— Start of AVAILABLE DATA —

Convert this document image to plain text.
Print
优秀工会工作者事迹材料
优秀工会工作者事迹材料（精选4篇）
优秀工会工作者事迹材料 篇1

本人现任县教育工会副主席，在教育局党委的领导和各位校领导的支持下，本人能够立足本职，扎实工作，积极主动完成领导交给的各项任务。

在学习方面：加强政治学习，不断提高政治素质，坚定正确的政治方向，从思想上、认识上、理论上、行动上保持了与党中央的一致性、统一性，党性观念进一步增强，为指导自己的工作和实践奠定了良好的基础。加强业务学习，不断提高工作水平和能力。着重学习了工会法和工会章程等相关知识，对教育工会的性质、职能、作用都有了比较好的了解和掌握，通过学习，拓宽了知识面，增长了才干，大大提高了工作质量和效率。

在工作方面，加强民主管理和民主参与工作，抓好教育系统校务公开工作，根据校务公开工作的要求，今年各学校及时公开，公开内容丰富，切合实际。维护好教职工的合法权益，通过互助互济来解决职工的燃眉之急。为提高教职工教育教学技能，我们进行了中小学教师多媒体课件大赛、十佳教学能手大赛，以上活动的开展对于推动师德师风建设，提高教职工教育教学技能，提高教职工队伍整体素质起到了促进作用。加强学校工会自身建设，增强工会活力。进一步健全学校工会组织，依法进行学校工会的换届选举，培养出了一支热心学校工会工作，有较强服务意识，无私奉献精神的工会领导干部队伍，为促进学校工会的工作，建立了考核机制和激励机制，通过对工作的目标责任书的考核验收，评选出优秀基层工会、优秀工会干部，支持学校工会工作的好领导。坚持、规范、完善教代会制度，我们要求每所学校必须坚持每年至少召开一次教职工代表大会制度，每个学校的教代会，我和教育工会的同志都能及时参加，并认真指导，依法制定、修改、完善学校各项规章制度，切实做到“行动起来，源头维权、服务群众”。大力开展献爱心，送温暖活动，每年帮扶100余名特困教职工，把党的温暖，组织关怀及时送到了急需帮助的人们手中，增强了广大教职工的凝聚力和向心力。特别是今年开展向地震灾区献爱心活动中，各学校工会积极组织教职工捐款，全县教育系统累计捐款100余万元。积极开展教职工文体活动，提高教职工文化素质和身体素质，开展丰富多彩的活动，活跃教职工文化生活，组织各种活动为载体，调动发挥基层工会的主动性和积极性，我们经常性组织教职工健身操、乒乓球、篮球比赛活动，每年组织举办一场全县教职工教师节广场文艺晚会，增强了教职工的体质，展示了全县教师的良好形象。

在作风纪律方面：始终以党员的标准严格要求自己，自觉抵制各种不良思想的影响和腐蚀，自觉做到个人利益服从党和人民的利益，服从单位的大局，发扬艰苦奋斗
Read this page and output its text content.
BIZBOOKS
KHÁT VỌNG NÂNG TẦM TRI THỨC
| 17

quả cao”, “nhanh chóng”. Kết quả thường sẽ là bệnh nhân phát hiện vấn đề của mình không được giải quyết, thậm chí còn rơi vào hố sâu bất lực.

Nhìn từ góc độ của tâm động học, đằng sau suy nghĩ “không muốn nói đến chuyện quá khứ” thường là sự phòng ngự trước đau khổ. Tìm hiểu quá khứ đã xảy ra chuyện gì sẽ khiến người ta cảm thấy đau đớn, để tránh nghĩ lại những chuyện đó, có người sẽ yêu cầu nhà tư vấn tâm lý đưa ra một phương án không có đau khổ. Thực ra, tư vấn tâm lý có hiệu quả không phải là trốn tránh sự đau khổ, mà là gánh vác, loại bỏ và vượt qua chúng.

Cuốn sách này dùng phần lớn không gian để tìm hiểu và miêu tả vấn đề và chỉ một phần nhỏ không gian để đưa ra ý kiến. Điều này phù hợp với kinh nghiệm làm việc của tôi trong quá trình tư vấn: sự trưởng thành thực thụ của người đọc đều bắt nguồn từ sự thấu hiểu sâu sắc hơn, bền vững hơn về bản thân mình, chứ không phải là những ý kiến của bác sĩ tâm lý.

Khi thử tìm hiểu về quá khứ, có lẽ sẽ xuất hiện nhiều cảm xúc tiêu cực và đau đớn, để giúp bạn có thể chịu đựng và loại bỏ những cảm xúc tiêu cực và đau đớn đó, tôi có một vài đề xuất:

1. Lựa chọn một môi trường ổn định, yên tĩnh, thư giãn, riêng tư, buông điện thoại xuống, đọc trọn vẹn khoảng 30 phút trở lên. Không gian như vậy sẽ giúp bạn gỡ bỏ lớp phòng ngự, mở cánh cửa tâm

— End of AVAILABLE DATA —

__EXERCISE DESCRIPTION__
All the entries above need to be reproduced exactly.

__COMPLETED EXERCISE__
Convert this document image to plain text.
Print
优秀工会工作者事迹材料
优秀工会工作者事迹材料（精选4篇）
优秀工会工作者事迹材料 篇1

本人现任县教育工会副主席，在教育局党委的领导和各位校领导的支持下，本人能够立足本职，扎实工作，积极主动完成领导交给的各项任务。

在学习方面：加强政治学习，不断提高政治素质，坚定正确的政治方向，从思想上、认识上、理论上、行动上保持了与党中央的一致性、统一性，党性观念进一步增强，为指导自己的工作和实践奠定了良好的基础。加强业务学习，不断提高工作水平和能力。着重学习了工会法和工会章程等相关知识，对教育工会的性质、职能、作用都有了比较好的了解和掌握，通过学习，拓宽了知识面，增长了才干，大大提高了工作质量和效率。

在工作方面，加强民主管理和民主参与工作，抓好教育系统校务公开工作，根据校务公开工作的要求，今年各学校及时公开，公开内容丰富，切合实际。维护好教职工的合法权益，通过互助互济来解决职工的燃眉之急。为提高教职工教育教学技能，我们进行了中小学教师多媒体课件大赛、十佳教学能手大赛，以上活动的开展对于推动师德师风建设，提高教职工教育教学技能，提高教职工队伍整体素质起到了促进作用。加强学校工会自身建设，增强工会活力。进一步健全学校工会组织，依法进行学校工会的换届选举，培养出了一支热心学校工会工作，有较强服务意识，无私奉献精神的工会领导干部队伍，为促进学校工会的工作，建立了考核机制和激励机制，通过对工作的目标责任书的考核验收，评选出优秀基层工会、优秀工会干部，支持学校工会工作的好领导。坚持、规范、完善教代会制度，我们要求每所学校必须坚持每年至少召开一次教职工代表大会制度，每个学校的教代会，我和教育工会的同志都能及时参加，并认真指导，依法制定、修改、完善学校各项规章制度，切实做到“行动起来，源头维权、服务群众”。大力开展献爱心，送温暖活动，每年帮扶100余名特困教职工，把党的温暖，组织关怀及时送到了急需帮助的人们手中，增强了广大教职工的凝聚力和向心力。特别是今年开展向地震灾区献爱心活动中，各学校工会积极组织教职工捐款，全县教育系统累计捐款100余万元。积极开展教职工文体活动，提高教职工文化素质和身体素质，开展丰富多彩的活动，活跃教职工文化生活，组织各种活动为载体，调动发挥基层工会的主动性和积极性，我们经常性组织教职工健身操、乒乓球、篮球比赛活动，每年组织举办一场全县教职工教师节广场文艺晚会，增强了教职工的体质，展示了全县教师的良好形象。

在作风纪律方面：始终以党员的标准严格要求自己，自觉抵制各种不良思想的影响和腐蚀，自觉做到个人利益服从党和人民的利益，服从单位的大局，发扬艰苦奋斗
Read this page and output its text content.
BIZBOOKS
KHÁT VỌNG NÂNG TẦM TRI THỨC
| 17

quả cao”, “nhanh chóng”. Kết quả thường sẽ là bệnh nhân phát hiện vấn đề của mình không được giải quyết, thậm chí còn rơi vào hố sâu bất lực.

Nhìn từ góc độ của tâm động học, đằng sau suy nghĩ “không muốn nói đến chuyện quá khứ” thường là sự phòng ngự trước đau khổ. Tìm hiểu quá khứ đã xảy ra chuyện gì sẽ khiến người ta cảm thấy đau đớn, để tránh nghĩ lại những chuyện đó, có người sẽ yêu cầu nhà tư vấn tâm lý đưa ra một phương án không có đau khổ. Thực ra, tư vấn tâm lý có hiệu quả không phải là trốn tránh sự đau khổ, mà là gánh vác, loại bỏ và vượt qua chúng.

Cuốn sách này dùng phần lớn không gian để tìm hiểu và miêu tả vấn đề và chỉ một phần nhỏ không gian để đưa ra ý kiến. Điều này phù hợp với kinh nghiệm làm việc của tôi trong quá trình tư vấn: sự trưởng thành thực thụ của người đọc đều bắt nguồn từ sự thấu hiểu sâu sắc hơn, bền vững hơn về bản thân mình, chứ không phải là những ý kiến của bác sĩ tâm lý.

Khi thử tìm hiểu về quá khứ, có lẽ sẽ xuất hiện nhiều cảm xúc tiêu cực và đau đớn, để giúp bạn có thể chịu đựng và loại bỏ những cảm xúc tiêu cực và đau đớn đó, tôi có một vài đề xuất:

1. Lựa chọn một môi trường ổn định, yên tĩnh, thư giãn, riêng tư, buông điện thoại xuống, đọc trọn vẹn khoảng 30 phút trở lên. Không gian như vậy sẽ giúp bạn gỡ bỏ lớp phòng ngự, mở cánh cửa tâm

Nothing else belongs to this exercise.